== Work required ==
Output every entry exactly as written, but omit the pictures.

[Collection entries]

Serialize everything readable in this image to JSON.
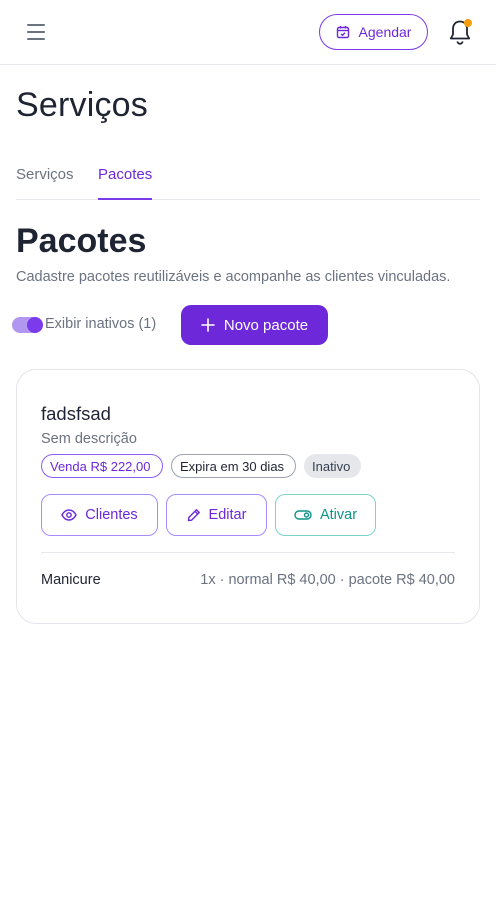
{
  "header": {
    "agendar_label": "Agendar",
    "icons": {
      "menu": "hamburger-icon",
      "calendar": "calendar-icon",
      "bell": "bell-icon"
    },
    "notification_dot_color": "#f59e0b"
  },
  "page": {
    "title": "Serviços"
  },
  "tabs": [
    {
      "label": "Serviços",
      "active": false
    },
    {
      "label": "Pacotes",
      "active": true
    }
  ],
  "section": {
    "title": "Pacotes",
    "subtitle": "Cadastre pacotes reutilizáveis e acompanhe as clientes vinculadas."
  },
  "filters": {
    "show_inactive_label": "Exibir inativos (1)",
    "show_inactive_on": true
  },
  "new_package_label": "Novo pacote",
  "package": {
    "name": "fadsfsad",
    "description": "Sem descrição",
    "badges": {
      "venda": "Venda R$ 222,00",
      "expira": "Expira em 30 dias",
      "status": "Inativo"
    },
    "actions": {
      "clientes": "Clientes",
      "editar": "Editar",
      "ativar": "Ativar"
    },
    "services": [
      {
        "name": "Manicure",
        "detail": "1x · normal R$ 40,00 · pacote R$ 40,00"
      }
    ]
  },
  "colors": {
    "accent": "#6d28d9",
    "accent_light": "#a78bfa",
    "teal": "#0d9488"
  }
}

== Answer for the task ==
Serialize everything readable in this image to JSON.
{
  "header": {
    "agendar_label": "Agendar",
    "icons": {
      "menu": "hamburger-icon",
      "calendar": "calendar-icon",
      "bell": "bell-icon"
    },
    "notification_dot_color": "#f59e0b"
  },
  "page": {
    "title": "Serviços"
  },
  "tabs": [
    {
      "label": "Serviços",
      "active": false
    },
    {
      "label": "Pacotes",
      "active": true
    }
  ],
  "section": {
    "title": "Pacotes",
    "subtitle": "Cadastre pacotes reutilizáveis e acompanhe as clientes vinculadas."
  },
  "filters": {
    "show_inactive_label": "Exibir inativos (1)",
    "show_inactive_on": true
  },
  "new_package_label": "Novo pacote",
  "package": {
    "name": "fadsfsad",
    "description": "Sem descrição",
    "badges": {
      "venda": "Venda R$ 222,00",
      "expira": "Expira em 30 dias",
      "status": "Inativo"
    },
    "actions": {
      "clientes": "Clientes",
      "editar": "Editar",
      "ativar": "Ativar"
    },
    "services": [
      {
        "name": "Manicure",
        "detail": "1x · normal R$ 40,00 · pacote R$ 40,00"
      }
    ]
  },
  "colors": {
    "accent": "#6d28d9",
    "accent_light": "#a78bfa",
    "teal": "#0d9488"
  }
}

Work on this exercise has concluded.